- [ENTRIES]
• • •

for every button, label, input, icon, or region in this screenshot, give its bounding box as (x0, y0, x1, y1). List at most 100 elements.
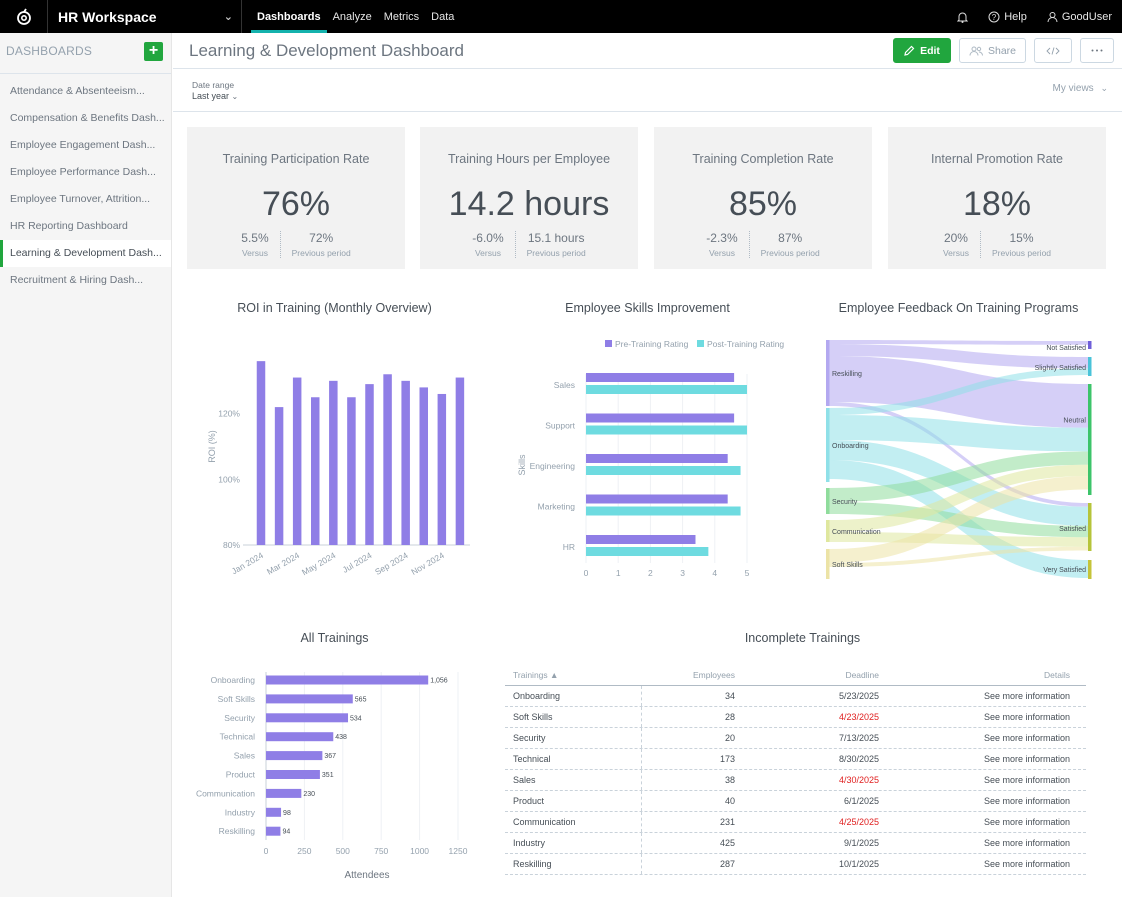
details-link[interactable]: See more information (983, 691, 1070, 701)
nav-dashboards[interactable]: Dashboards (251, 0, 327, 33)
sankey-source-node[interactable] (826, 488, 830, 514)
post-training-bar[interactable] (586, 466, 741, 475)
help-button[interactable]: ? Help (978, 11, 1037, 23)
details-link[interactable]: See more information (983, 796, 1070, 806)
share-button[interactable]: Share (959, 38, 1026, 63)
user-menu[interactable]: GoodUser (1037, 11, 1122, 23)
add-dashboard-button[interactable]: + (144, 41, 163, 61)
sankey-link[interactable] (829, 451, 1089, 502)
post-training-bar[interactable] (586, 385, 747, 394)
details-link[interactable]: See more information (983, 775, 1070, 785)
details-link[interactable]: See more information (983, 838, 1070, 848)
table-row[interactable]: Product 40 6/1/2025 See more information (505, 791, 1086, 812)
post-training-bar[interactable] (586, 506, 741, 516)
all-trainings-chart[interactable]: 0 250 500 750 1000 1250 Attendees Onboarding 1,0… (187, 660, 487, 890)
table-row[interactable]: Sales 38 4/30/2025 See more information (505, 770, 1086, 791)
kpi-card-participation[interactable]: Training Participation Rate 76% 5.5% Vers… (187, 127, 405, 269)
legend-label[interactable]: Pre-Training Rating (615, 339, 689, 349)
sankey-source-node[interactable] (826, 340, 830, 406)
table-row[interactable]: Industry 425 9/1/2025 See more information (505, 833, 1086, 854)
pre-training-bar[interactable] (586, 454, 728, 463)
sankey-link[interactable] (829, 415, 1089, 452)
sankey-link[interactable] (829, 344, 1089, 369)
training-bar[interactable] (266, 826, 281, 836)
roi-bar[interactable] (256, 361, 266, 545)
legend-label[interactable]: Post-Training Rating (707, 339, 784, 349)
pre-training-bar[interactable] (586, 494, 728, 504)
sankey-source-node[interactable] (826, 408, 830, 482)
sankey-target-node[interactable] (1088, 341, 1092, 349)
notifications-button[interactable] (947, 11, 978, 23)
roi-bar[interactable] (292, 377, 302, 545)
sankey-link[interactable] (829, 402, 1089, 507)
roi-bar[interactable] (419, 387, 429, 545)
sankey-link[interactable] (829, 340, 1089, 345)
sankey-link[interactable] (829, 532, 1089, 547)
roi-bar[interactable] (311, 397, 320, 545)
training-bar[interactable] (266, 770, 320, 779)
skills-chart[interactable]: Pre-Training Rating Post-Training Rating 0… (505, 320, 805, 590)
table-row[interactable]: Soft Skills 28 4/23/2025 See more informati… (505, 707, 1086, 728)
training-bar[interactable] (266, 807, 282, 817)
sankey-source-node[interactable] (826, 549, 830, 579)
sidebar-item-learning[interactable]: Learning & Development Dash... (0, 240, 171, 267)
nav-data[interactable]: Data (431, 10, 455, 23)
roi-bar[interactable] (401, 380, 410, 545)
roi-bar[interactable] (329, 380, 338, 545)
kpi-card-completion[interactable]: Training Completion Rate 85% -2.3% Versus… (654, 127, 872, 269)
feedback-sankey-chart[interactable]: Reskilling Onboarding Security Communicatio… (820, 320, 1100, 590)
details-link[interactable]: See more information (983, 817, 1070, 827)
kpi-card-promotion[interactable]: Internal Promotion Rate 18% 20% Versus 15… (888, 127, 1106, 269)
table-row[interactable]: Reskilling 287 10/1/2025 See more informati… (505, 854, 1086, 875)
training-bar[interactable] (266, 694, 353, 704)
details-link[interactable]: See more information (983, 754, 1070, 764)
training-bar[interactable] (266, 751, 323, 761)
training-bar[interactable] (266, 675, 429, 685)
details-link[interactable]: See more information (983, 859, 1070, 869)
sankey-target-node[interactable] (1088, 357, 1092, 376)
nav-metrics[interactable]: Metrics (383, 10, 420, 23)
sankey-target-node[interactable] (1088, 503, 1092, 551)
sankey-target-node[interactable] (1088, 384, 1092, 495)
training-bar[interactable] (266, 732, 334, 742)
kpi-card-training-hours[interactable]: Training Hours per Employee 14.2 hours -… (420, 127, 638, 269)
sidebar-item-engagement[interactable]: Employee Engagement Dash... (10, 139, 156, 151)
embed-button[interactable] (1034, 38, 1072, 63)
post-training-bar[interactable] (586, 425, 747, 435)
table-row[interactable]: Security 20 7/13/2025 See more information (505, 728, 1086, 749)
sankey-target-node[interactable] (1088, 560, 1092, 579)
sankey-link[interactable] (829, 476, 1089, 563)
sidebar-item-hr-reporting[interactable]: HR Reporting Dashboard (10, 220, 128, 232)
date-range-filter[interactable]: Last year ⌄ (192, 91, 238, 101)
details-link[interactable]: See more information (983, 712, 1070, 722)
nav-analyze[interactable]: Analyze (332, 10, 372, 23)
table-row[interactable]: Technical 173 8/30/2025 See more informatio… (505, 749, 1086, 770)
sidebar-item-attendance[interactable]: Attendance & Absenteeism... (10, 85, 145, 97)
column-header-employees[interactable]: Employees (692, 669, 735, 680)
post-training-bar[interactable] (586, 547, 709, 556)
more-options-button[interactable] (1080, 38, 1114, 63)
roi-bar[interactable] (274, 407, 284, 545)
details-link[interactable]: See more information (983, 733, 1070, 743)
column-header-deadline[interactable]: Deadline (845, 669, 879, 680)
column-header-details[interactable]: Details (1044, 669, 1070, 680)
column-header-trainings[interactable]: Trainings ▲ (513, 669, 559, 680)
sidebar-item-performance[interactable]: Employee Performance Dash... (10, 166, 156, 178)
training-bar[interactable] (266, 788, 302, 798)
sankey-link[interactable] (829, 464, 1089, 532)
roi-bar[interactable] (365, 384, 374, 545)
logo-icon[interactable] (0, 0, 48, 33)
sidebar-item-turnover[interactable]: Employee Turnover, Attrition... (10, 193, 151, 205)
roi-bar[interactable] (383, 374, 392, 545)
pre-training-bar[interactable] (586, 535, 696, 544)
training-bar[interactable] (266, 713, 349, 723)
sankey-source-node[interactable] (826, 520, 830, 542)
roi-bar[interactable] (347, 397, 356, 545)
edit-button[interactable]: Edit (893, 38, 951, 63)
sidebar-item-recruitment[interactable]: Recruitment & Hiring Dash... (10, 274, 144, 286)
sidebar-item-compensation[interactable]: Compensation & Benefits Dash... (10, 112, 165, 124)
my-views-dropdown[interactable]: My views ⌄ (1053, 83, 1108, 94)
workspace-switcher[interactable]: HR Workspace ⌄ (48, 0, 242, 33)
pre-training-bar[interactable] (586, 373, 735, 382)
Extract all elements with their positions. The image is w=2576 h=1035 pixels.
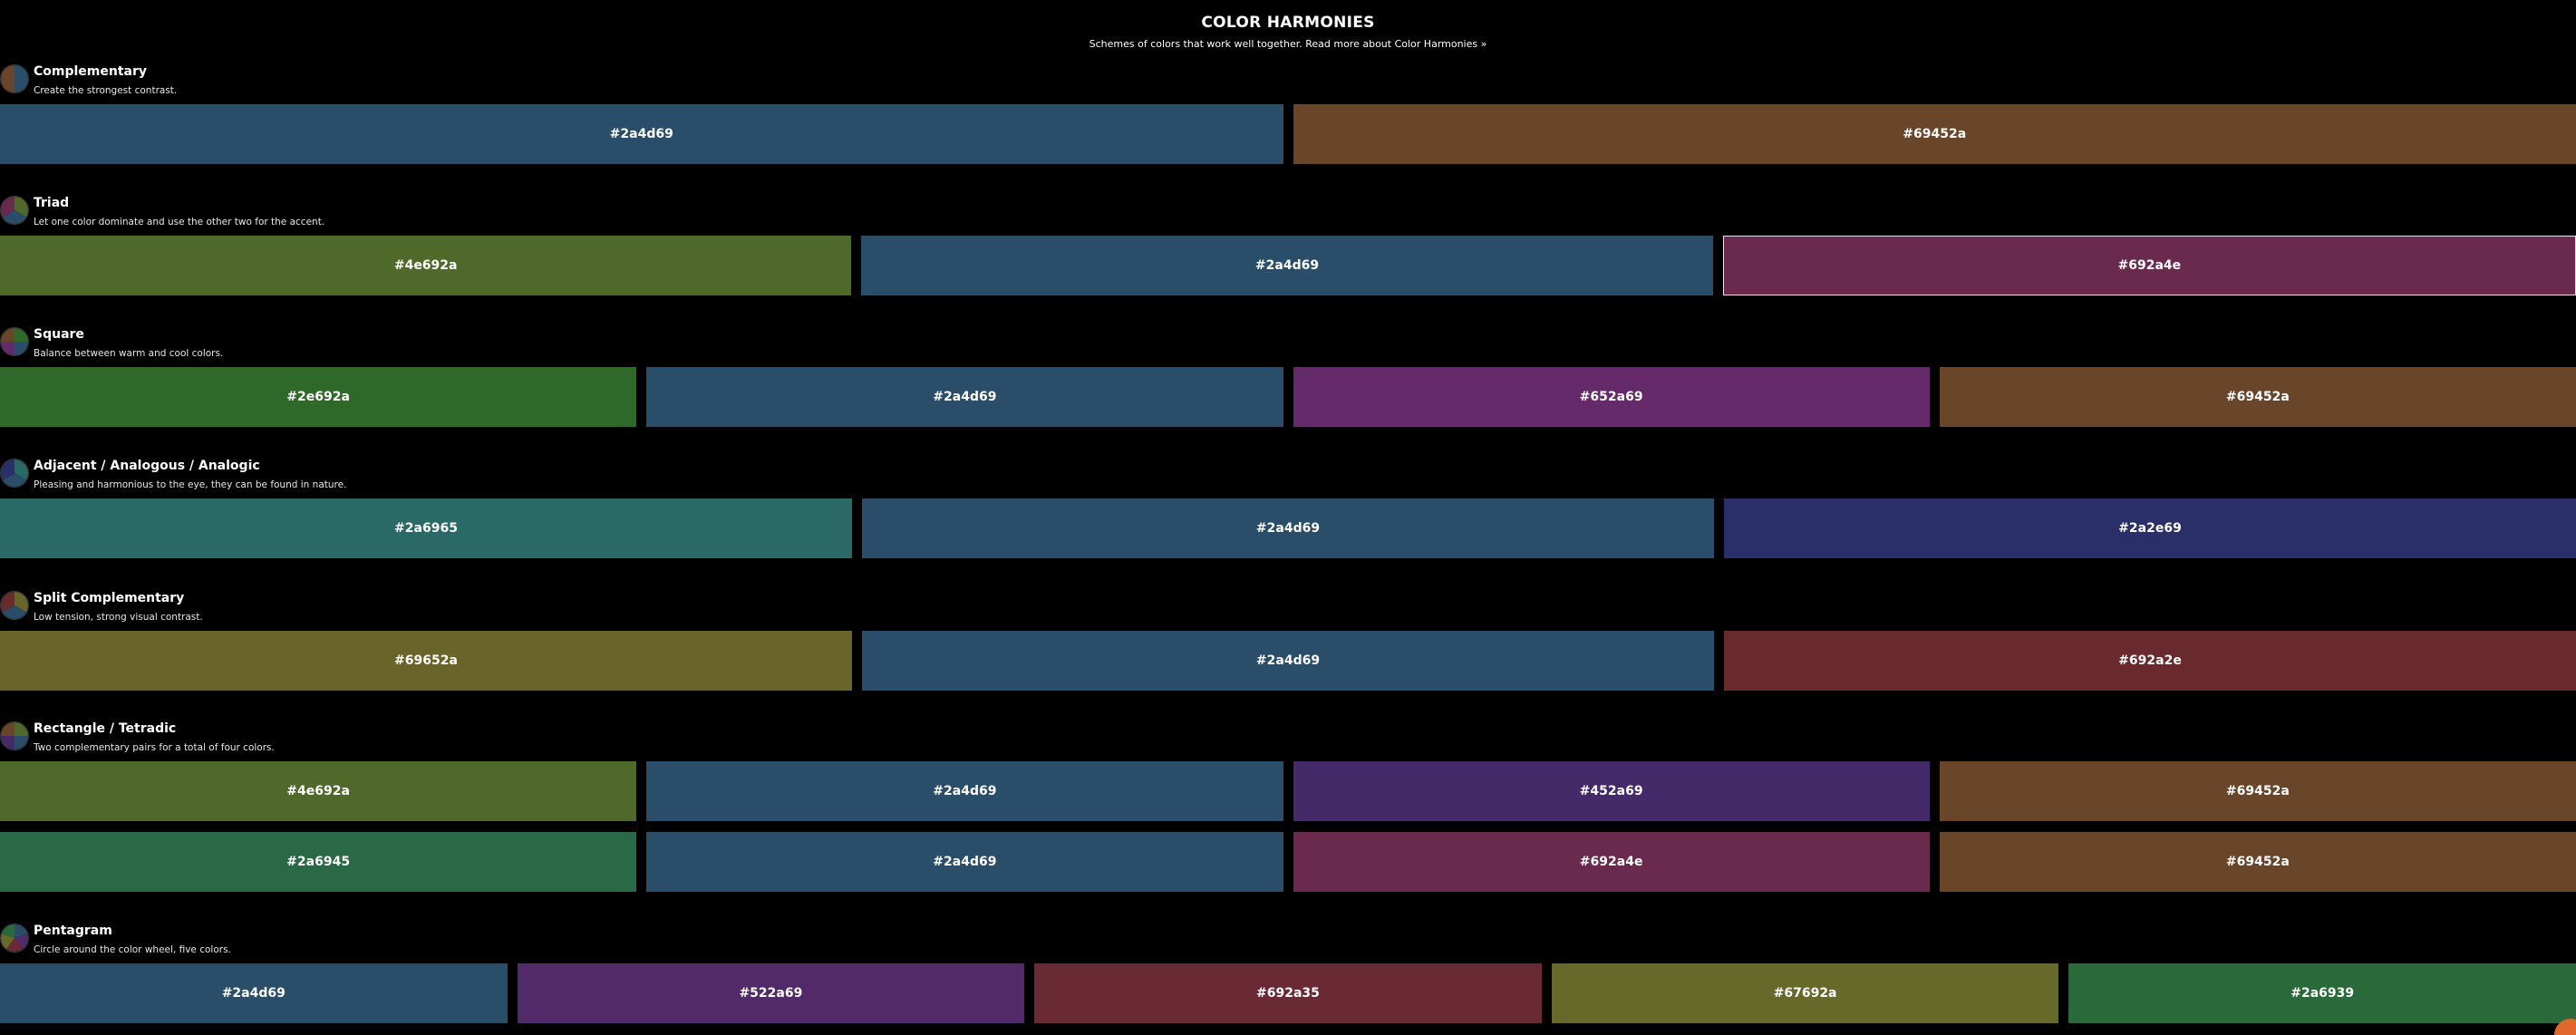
section-adjacent: Adjacent / Analogous / Analogic Pleasing … (0, 458, 2576, 569)
wheel-segment (15, 197, 28, 218)
section-title: Complementary (34, 64, 148, 79)
wheel-segment (15, 328, 28, 342)
color-swatch[interactable]: #652a69 (1293, 367, 1930, 427)
scroll-badge-icon[interactable] (2554, 1019, 2576, 1035)
wheel-segment (1, 197, 15, 218)
section-header: Adjacent / Analogous / Analogic Pleasing … (0, 458, 2576, 498)
section-title: Split Complementary (34, 591, 185, 605)
color-wheel-icon (0, 459, 29, 488)
swatch-row: #2a6945 #2a4d69 #692a4e #69452a (0, 832, 2576, 892)
swatch-row: #69652a #2a4d69 #692a2e (0, 631, 2576, 691)
wheel-segment (1, 736, 15, 750)
section-title: Rectangle / Tetradic (34, 721, 177, 736)
color-wheel-icon (0, 327, 29, 356)
color-swatch[interactable]: #2a6939 (2068, 963, 2576, 1023)
section-header: Triad Let one color dominate and use the … (0, 195, 2576, 236)
color-swatch[interactable]: #2a4d69 (646, 832, 1283, 892)
wheel-segment (15, 736, 28, 750)
wheel-segment (1, 459, 15, 480)
wheel-segment (1, 592, 15, 613)
wheel-segment (15, 924, 28, 938)
color-swatch[interactable]: #69452a (1939, 761, 2576, 821)
swatch-row: #2a4d69 #69452a (0, 104, 2576, 164)
wheel-segment (1, 342, 15, 355)
section-complementary: Complementary Create the strongest contra… (0, 63, 2576, 175)
section-title: Triad (34, 196, 70, 210)
wheel-segment (1, 722, 15, 736)
wheel-segment (15, 459, 28, 480)
color-swatch[interactable]: #2a4d69 (862, 631, 1714, 691)
color-swatch[interactable]: #2a4d69 (862, 498, 1714, 558)
section-description: Circle around the color wheel, five colo… (34, 944, 231, 955)
section-description: Two complementary pairs for a total of f… (34, 742, 275, 753)
swatch-row: #2e692a #2a4d69 #652a69 #69452a (0, 367, 2576, 427)
color-wheel-icon (0, 196, 29, 225)
section-description: Balance between warm and cool colors. (34, 348, 224, 359)
swatch-row: #2a4d69 #522a69 #692a35 #67692a #2a6939 (0, 963, 2576, 1023)
section-title: Square (34, 327, 84, 342)
color-swatch[interactable]: #67692a (1551, 963, 2059, 1023)
color-swatch[interactable]: #2e692a (0, 367, 637, 427)
section-description: Pleasing and harmonious to the eye, they… (34, 479, 347, 490)
color-swatch[interactable]: #2a6965 (0, 498, 852, 558)
color-swatch[interactable]: #2a4d69 (0, 963, 508, 1023)
wheel-segment (6, 938, 23, 952)
color-swatch[interactable]: #2a4d69 (646, 367, 1283, 427)
section-triad: Triad Let one color dominate and use the … (0, 195, 2576, 306)
color-swatch[interactable]: #692a4e (1293, 832, 1930, 892)
wheel-segment (15, 722, 28, 736)
wheel-segment (1, 65, 15, 92)
page-title: COLOR HARMONIES (1201, 14, 1375, 32)
header: COLOR HARMONIES Schemes of colors that w… (0, 0, 2576, 51)
swatch-row: #4e692a #2a4d69 #692a4e (0, 236, 2576, 295)
swatch-row: #4e692a #2a4d69 #452a69 #69452a (0, 761, 2576, 821)
wheel-segment (1, 933, 15, 950)
section-title: Adjacent / Analogous / Analogic (34, 459, 260, 473)
section-square: Square Balance between warm and cool colo… (0, 326, 2576, 438)
color-swatch[interactable]: #2a4d69 (861, 236, 1713, 295)
section-description: Let one color dominate and use the other… (34, 217, 325, 227)
swatch-row: #2a6965 #2a4d69 #2a2e69 (0, 498, 2576, 558)
color-wheel-icon (0, 721, 29, 750)
wheel-segment (15, 342, 28, 355)
section-header: Complementary Create the strongest contra… (0, 63, 2576, 104)
color-swatch[interactable]: #4e692a (0, 236, 852, 295)
color-swatch[interactable]: #692a35 (1034, 963, 1542, 1023)
section-header: Square Balance between warm and cool colo… (0, 326, 2576, 367)
wheel-segment (15, 933, 28, 950)
color-swatch[interactable]: #69452a (1293, 104, 2576, 164)
section-split-complementary: Split Complementary Low tension, strong v… (0, 590, 2576, 701)
color-wheel-icon (0, 924, 29, 953)
color-swatch[interactable]: #2a6945 (0, 832, 637, 892)
section-title: Pentagram (34, 924, 112, 938)
color-swatch[interactable]: #452a69 (1293, 761, 1930, 821)
color-swatch[interactable]: #2a2e69 (1724, 498, 2576, 558)
color-swatch[interactable]: #69452a (1939, 832, 2576, 892)
color-swatch[interactable]: #69652a (0, 631, 852, 691)
color-swatch[interactable]: #2a4d69 (646, 761, 1283, 821)
section-pentagram: Pentagram Circle around the color wheel, … (0, 923, 2576, 1034)
section-description: Create the strongest contrast. (34, 85, 178, 96)
color-swatch[interactable]: #692a2e (1724, 631, 2576, 691)
section-rectangle: Rectangle / Tetradic Two complementary pa… (0, 721, 2576, 903)
section-description: Low tension, strong visual contrast. (34, 612, 203, 623)
color-swatch[interactable]: #4e692a (0, 761, 637, 821)
wheel-segment (15, 65, 28, 92)
wheel-segment (15, 592, 28, 613)
color-swatch[interactable]: #692a4e (1722, 236, 2576, 295)
section-header: Split Complementary Low tension, strong v… (0, 590, 2576, 631)
page-subtitle-link[interactable]: Schemes of colors that work well togethe… (1089, 38, 1487, 50)
color-wheel-icon (0, 64, 29, 93)
color-swatch[interactable]: #522a69 (517, 963, 1025, 1023)
color-swatch[interactable]: #2a4d69 (0, 104, 1283, 164)
section-header: Pentagram Circle around the color wheel, … (0, 923, 2576, 963)
color-swatch[interactable]: #69452a (1939, 367, 2576, 427)
wheel-segment (1, 924, 15, 938)
color-wheel-icon (0, 591, 29, 620)
wheel-segment (1, 328, 15, 342)
section-header: Rectangle / Tetradic Two complementary pa… (0, 721, 2576, 761)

• • •

- [WHAT YOU HAVE TO DO] Return the entries above between the line containing "section-adjacent: Adjacent /" and the line containing "wheel-segment (1, 197, 15, 218)", inclusive, copying each one without any change.

- [RESULT OF THIS TASK]
section-adjacent: Adjacent / Analogous / Analogic Pleasing … (0, 458, 2576, 569)
wheel-segment (15, 197, 28, 218)
section-title: Complementary (34, 64, 148, 79)
wheel-segment (15, 328, 28, 342)
color-swatch[interactable]: #652a69 (1293, 367, 1930, 427)
scroll-badge-icon[interactable] (2554, 1019, 2576, 1035)
wheel-segment (1, 197, 15, 218)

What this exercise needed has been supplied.